- **To-do list**
a - Set down the part of the gamma-ray camera text between "Consequently, we have" and "the following sections.", inclusive.
b - In the gamma-ray camera text, what ARM angular resolution does the 30-cm-cubic ETCC give at 662 keV?
c - According to the gamma-ray camera text, why is improving the SPD the next step? Answer in one to three sentences.

- **Page text**
┏━━

We then developed a 30-cm-cubic ETCC (Fig. 1 in TT) to achieve an effective area of a few cm2 at 300 keV, aiming to detect celestial MeV-gamma-ray objects such as the Crab, with a balloon experiment (SMILE-II)13,18. All the data presented in this paper are based on this 30-cm-cubic ETCC. In this ETCC, tracking efficiency in the TPC is improved drastically to 100% from 10% in SMILE-I, owing to the improved readout electronics and algorithm13,18, and accordingly the ETCC provides a better noise reduction of dE/dx and good angular resolutions of ARM of 5.3° (FWHM) at 662 keV, which is broadly consistent with that calculated from the detector energy resolution.
The next step is to improve the SPD, because a better SPD is more critical than a better ARM to attain a better PSF (see TT). In the MPGD of the TPC, orthogonal strips of the X and Y coordinates are used in order to reduce the number of readout channels in the MPGD. A problem is that this readout method causes a well-known uncertainty in tracking due to multi-hits on the same timing, which increased the SPD considerably to 200° (FWHM) with SMILE-I. In the new readout electronics of SMILE-II, a pulse width of each electrode in the MPGD is recorded as a timing width over the threshold (TOT), which provides a coarse charge deposit at each hit point. Using TOT, we have reduced the coincidence timing width between the X and Y strips from 10 ns to ~1 ns, and have improved the SPD to ~100° (FWHM)13, and accordingly have reduced the uncertainty in tracking.
Consequently, we have obtained an effective area of ~1 cm2 at 300 keV and the half-power radius of 15° for the PSF. With this sensitivity, gamma-rays from the Crab is estimated to be detected at a significance of ~5σ with a several-hours-long balloon observation13. This unprecedentedly high-level performance of the ETCC lead us to our “discovery” of the PSF in the same sense as in optical telescopes, which no one had ever seriously thought of in MeV-gamma cameras. It is a significant leap in technological development in the field of nuclear gamma-ray spectroscopy, and is the focal point discussed in detail in the following sections.

┗━━

- **Recorded data**
┏━━

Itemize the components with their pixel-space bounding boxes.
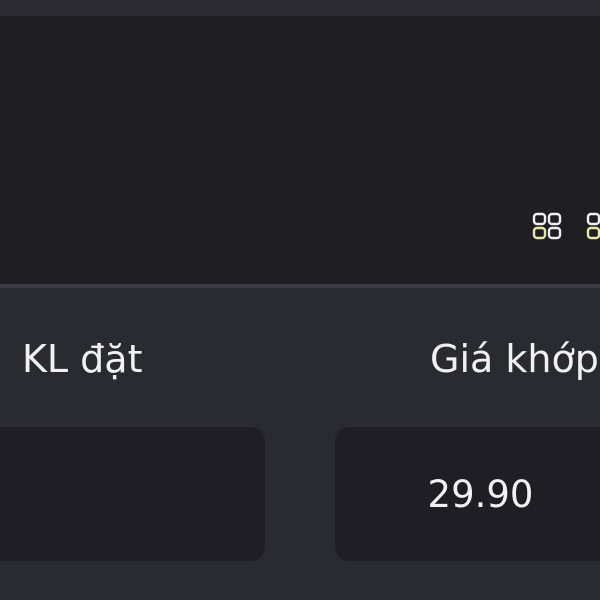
grid-icon-2[interactable] — [586, 212, 600, 240]
grid-icon[interactable] — [532, 212, 562, 240]
volume-label: KL đặt — [22, 337, 143, 381]
match-price-label: Giá khớp — [430, 337, 599, 381]
match-price-value: 29.90 — [427, 473, 534, 516]
top-strip — [0, 0, 600, 16]
match-price-field[interactable]: 29.90 — [335, 427, 600, 561]
volume-input[interactable] — [0, 427, 265, 561]
header-panel — [0, 16, 600, 284]
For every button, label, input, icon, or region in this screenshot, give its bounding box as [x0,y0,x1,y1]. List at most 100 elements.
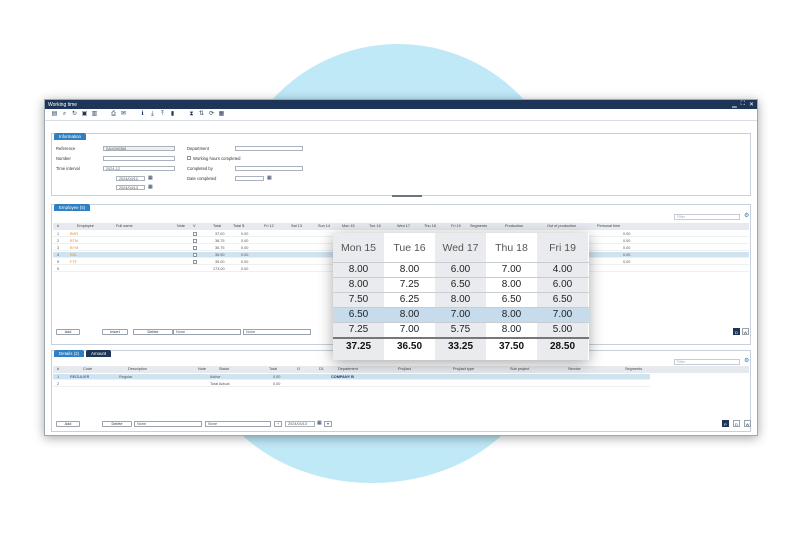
hourglass-icon[interactable]: ⧗ [188,111,195,118]
close-icon[interactable]: ✕ [749,101,754,108]
zoom-cell: 8.00 [399,309,420,320]
zoom-cell: 8.00 [501,309,522,320]
delete-button[interactable]: Delete [102,421,132,427]
gear-icon[interactable]: ⚙ [744,357,749,364]
add-button[interactable]: Add [56,421,80,427]
day-view-button[interactable]: D [733,328,740,335]
employee-select-1[interactable]: None [173,329,241,335]
zoom-header-tue: Tue 16 [393,242,426,254]
details-date-field[interactable]: 2024/04/13 [285,421,315,427]
zoom-total: 37.25 [345,341,372,352]
calendar-icon[interactable]: ▦ [218,111,225,118]
info-icon[interactable]: ℹ [139,111,146,118]
table-row[interactable]: 2 Total Actual 0.00 [53,381,650,387]
employee-filter-input[interactable]: Filter [674,214,740,220]
week-view-button[interactable]: W [744,420,751,427]
tab-details[interactable]: Details (2) [54,350,85,357]
date-dropdown[interactable]: ▾ [324,421,332,427]
maximize-icon[interactable]: ⛶ [741,101,745,108]
completed-by-field[interactable] [235,166,303,171]
zoom-cell: 5.00 [552,324,573,335]
details-select-2[interactable]: None [205,421,271,427]
add-button[interactable]: Add [56,329,80,335]
zoom-cell: 7.25 [399,279,420,290]
zoom-cell: 6.50 [501,294,522,305]
upload-icon[interactable]: ⤒ [159,111,166,118]
number-label: Number [56,156,71,161]
zoom-cell: 7.50 [348,294,369,305]
date-completed-field[interactable] [235,176,264,181]
download-icon[interactable]: ⤓ [149,111,156,118]
refresh-icon[interactable]: ↻ [71,111,78,118]
stage: Working time ▁ ⛶ ✕ ▤ ⌕ ↻ ▣ ▥ ⎙ ✉ ℹ ⤓ ⤒ ▮… [0,0,800,533]
minimize-icon[interactable]: ▁ [732,101,737,108]
zoom-cell: 6.00 [450,264,471,275]
tab-employee[interactable]: Employee (5) [54,204,91,211]
zoom-cell: 7.00 [552,309,573,320]
reference-field: SAX000366 [103,146,175,151]
zoom-header-mon: Mon 15 [340,242,377,254]
employee-table-header: # Employee Full name Note V Total Total … [53,223,749,230]
chart-icon[interactable]: ▮ [169,111,176,118]
email-icon[interactable]: ✉ [120,111,127,118]
time-interval-label: Time interval [56,166,80,171]
zoom-cell: 8.00 [501,324,522,335]
search-icon[interactable]: ⌕ [61,111,68,118]
save-icon[interactable]: ▣ [81,111,88,118]
delete-icon[interactable]: ▥ [91,111,98,118]
zoom-cell: 6.00 [552,279,573,290]
zoom-cell: 7.00 [399,324,420,335]
period-view-button[interactable]: P [722,420,729,427]
week-view-button[interactable]: W [742,328,749,335]
resize-handle[interactable] [392,195,422,197]
date-completed-label: Date completed [187,176,217,181]
calendar-icon[interactable]: ▦ [148,184,153,190]
department-label: Department [187,146,209,151]
zoom-cell: 8.00 [348,279,369,290]
number-field[interactable] [103,156,175,161]
details-table-header: # Code Description Note Statut Total I1 … [53,366,749,373]
zoom-cell: 6.25 [399,294,420,305]
zoom-header-fri: Fri 19 [549,242,576,254]
calendar-icon[interactable]: ▦ [267,175,272,181]
department-field[interactable] [235,146,303,151]
zoom-total: 36.50 [396,341,423,352]
time-interval-field[interactable]: 2024-12 [103,166,175,171]
zoom-cell: 4.00 [552,264,573,275]
new-document-icon[interactable]: ▤ [51,111,58,118]
zoom-cell: 8.00 [501,279,522,290]
zoom-cell: 7.25 [348,324,369,335]
calendar-icon[interactable]: ▦ [148,175,153,181]
stepper-button[interactable]: + [274,421,282,427]
tab-information[interactable]: Information [54,133,86,140]
delete-button[interactable]: Delete [133,329,173,335]
zoom-total: 33.25 [447,341,474,352]
date-from-field[interactable]: 2024/04/12 [116,176,145,181]
working-hours-completed-checkbox[interactable] [187,156,191,160]
toolbar: ▤ ⌕ ↻ ▣ ▥ ⎙ ✉ ℹ ⤓ ⤒ ▮ ⧗ ⇅ ⟳ ▦ [45,109,757,121]
employee-select-2[interactable]: None [243,329,311,335]
zoom-cell: 8.00 [450,294,471,305]
tab-amount[interactable]: Amount [86,350,112,357]
zoom-cell: 7.00 [501,264,522,275]
zoom-header-thu: Thu 18 [495,242,528,254]
date-to-field[interactable]: 2024/04/13 [116,185,145,190]
print-icon[interactable]: ⎙ [110,111,117,118]
details-select-1[interactable]: None [134,421,202,427]
zoom-total: 37.50 [498,341,525,352]
day-view-button[interactable]: D [733,420,740,427]
sort-icon[interactable]: ⇅ [198,111,205,118]
sync-icon[interactable]: ⟳ [208,111,215,118]
working-hours-completed-label: Working hours completed [193,156,241,161]
zoom-total: 28.50 [549,341,576,352]
details-section: Details (2) Amount Filter ⚙ # Code Descr… [51,350,751,432]
gear-icon[interactable]: ⚙ [744,212,749,219]
window-title: Working time [48,101,78,108]
details-filter-input[interactable]: Filter [674,359,740,365]
zoom-cell: 7.00 [450,309,471,320]
calendar-icon[interactable]: ▦ [317,420,322,426]
zoom-cell: 6.50 [450,279,471,290]
zoom-cell: 6.50 [552,294,573,305]
insert-button[interactable]: Insert [102,329,128,335]
table-row[interactable]: 1 REGULIER Regular Active 0.00 COMPANY B [53,374,650,380]
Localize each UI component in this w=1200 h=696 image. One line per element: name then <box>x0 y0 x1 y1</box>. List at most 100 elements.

┗━━

- **Full answers**
a -
Consequently, we have obtained an effective area of ~1 cm2 at 300 keV and the half-power radius of 15° for the PSF. With this sensitivity, gamma-rays from the Crab is estimated to be detected at a significance of ~5σ with a several-hours-long balloon observation13. This unprecedentedly high-level performance of the ETCC lead us to our “discovery” of the PSF in the same sense as in optical telescopes, which no one had ever seriously thought of in MeV-gamma cameras. It is a significant leap in technological development in the field of nuclear gamma-ray spectroscopy, and is the focal point discussed in detail in the following sections.

b - 5.3° (FWHM).

c - A better SPD is more critical than a better ARM for attaining a better PSF.